## Start EXERCISE MATERIAL
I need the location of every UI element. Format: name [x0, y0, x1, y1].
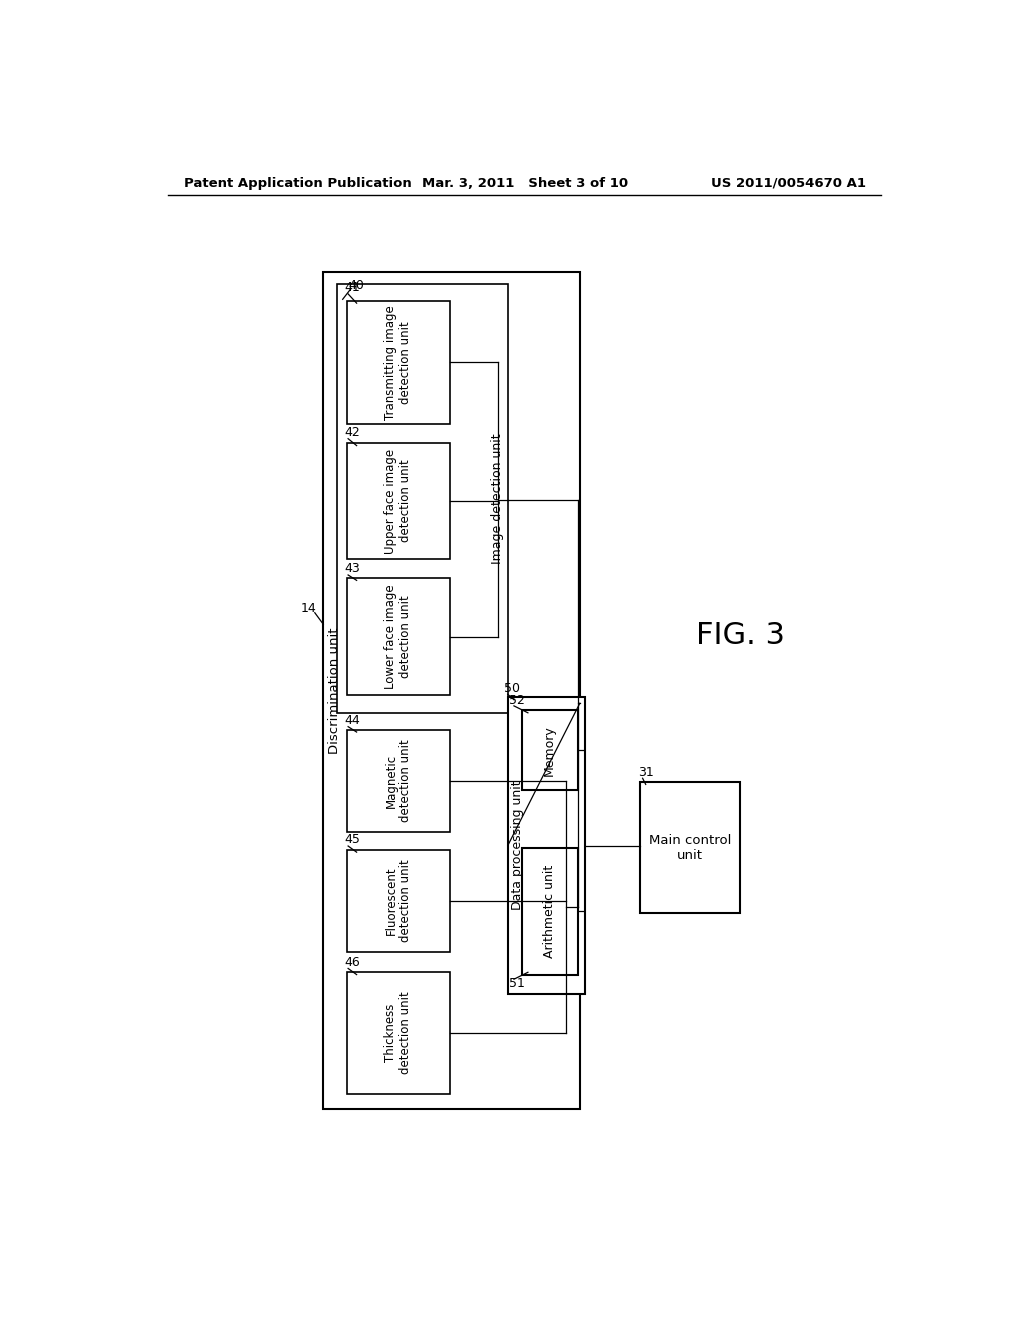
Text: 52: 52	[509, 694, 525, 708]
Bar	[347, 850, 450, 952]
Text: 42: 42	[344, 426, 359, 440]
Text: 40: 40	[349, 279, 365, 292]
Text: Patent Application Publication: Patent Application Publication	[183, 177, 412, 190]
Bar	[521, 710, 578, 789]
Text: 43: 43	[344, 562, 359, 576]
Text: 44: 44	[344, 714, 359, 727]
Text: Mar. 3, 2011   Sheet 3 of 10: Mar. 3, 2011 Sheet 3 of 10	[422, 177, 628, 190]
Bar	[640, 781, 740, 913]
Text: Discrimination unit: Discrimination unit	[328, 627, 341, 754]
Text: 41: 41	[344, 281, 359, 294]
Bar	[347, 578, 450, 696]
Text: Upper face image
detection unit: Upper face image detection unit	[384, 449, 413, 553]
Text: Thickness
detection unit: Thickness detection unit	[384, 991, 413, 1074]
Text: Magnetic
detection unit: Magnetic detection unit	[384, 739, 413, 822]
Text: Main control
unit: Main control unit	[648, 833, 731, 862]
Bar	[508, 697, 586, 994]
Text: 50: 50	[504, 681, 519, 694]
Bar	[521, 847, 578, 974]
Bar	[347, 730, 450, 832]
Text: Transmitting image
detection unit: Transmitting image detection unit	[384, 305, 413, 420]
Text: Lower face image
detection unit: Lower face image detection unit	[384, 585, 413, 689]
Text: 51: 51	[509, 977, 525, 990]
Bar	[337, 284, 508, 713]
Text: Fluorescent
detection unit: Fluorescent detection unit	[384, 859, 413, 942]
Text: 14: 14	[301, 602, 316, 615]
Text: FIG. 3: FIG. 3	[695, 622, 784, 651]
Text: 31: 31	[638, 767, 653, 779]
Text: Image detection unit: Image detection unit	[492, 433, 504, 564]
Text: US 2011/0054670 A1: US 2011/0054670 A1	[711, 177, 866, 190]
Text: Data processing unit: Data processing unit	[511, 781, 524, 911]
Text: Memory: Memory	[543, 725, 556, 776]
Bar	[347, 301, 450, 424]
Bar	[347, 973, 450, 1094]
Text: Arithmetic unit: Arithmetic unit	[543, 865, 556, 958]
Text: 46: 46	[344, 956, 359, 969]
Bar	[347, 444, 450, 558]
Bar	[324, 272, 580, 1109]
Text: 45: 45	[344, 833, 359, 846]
## End EXERCISE MATERIAL
## Start EXERCISE MATERIAL
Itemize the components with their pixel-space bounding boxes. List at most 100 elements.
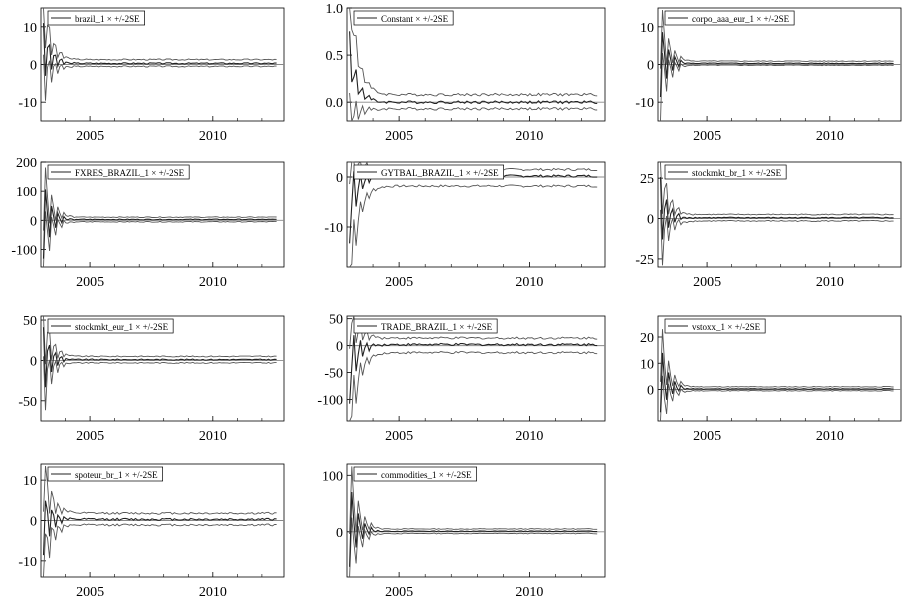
## End EXERCISE MATERIAL
STATED PROBLEM:
Give the lines from the one containing "I need the location" through the one containing "Text: FIG. 3: FIG." again, swapping "Magnetic" for "Optical" and changing nothing else. Leave the pictures out.

ANSWER BELOW:
I need the location of every UI element. Format: name [x0, y0, x1, y1].
Text: 52: 52	[509, 694, 525, 708]
Bar	[347, 850, 450, 952]
Text: 42: 42	[344, 426, 359, 440]
Text: 40: 40	[349, 279, 365, 292]
Text: Patent Application Publication: Patent Application Publication	[183, 177, 412, 190]
Bar	[521, 710, 578, 789]
Text: 43: 43	[344, 562, 359, 576]
Text: 44: 44	[344, 714, 359, 727]
Text: Mar. 3, 2011   Sheet 3 of 10: Mar. 3, 2011 Sheet 3 of 10	[422, 177, 628, 190]
Bar	[640, 781, 740, 913]
Text: Discrimination unit: Discrimination unit	[328, 627, 341, 754]
Text: 41: 41	[344, 281, 359, 294]
Bar	[347, 578, 450, 696]
Text: Upper face image
detection unit: Upper face image detection unit	[384, 449, 413, 553]
Text: Thickness
detection unit: Thickness detection unit	[384, 991, 413, 1074]
Text: Optical
detection unit: Optical detection unit	[384, 739, 413, 822]
Text: Main control
unit: Main control unit	[648, 833, 731, 862]
Bar	[508, 697, 586, 994]
Text: 50: 50	[504, 681, 519, 694]
Bar	[521, 847, 578, 974]
Bar	[347, 730, 450, 832]
Text: Transmitting image
detection unit: Transmitting image detection unit	[384, 305, 413, 420]
Text: Lower face image
detection unit: Lower face image detection unit	[384, 585, 413, 689]
Text: 51: 51	[509, 977, 525, 990]
Bar	[337, 284, 508, 713]
Text: Fluorescent
detection unit: Fluorescent detection unit	[384, 859, 413, 942]
Text: 14: 14	[301, 602, 316, 615]
Text: FIG. 3: FIG. 3	[695, 622, 784, 651]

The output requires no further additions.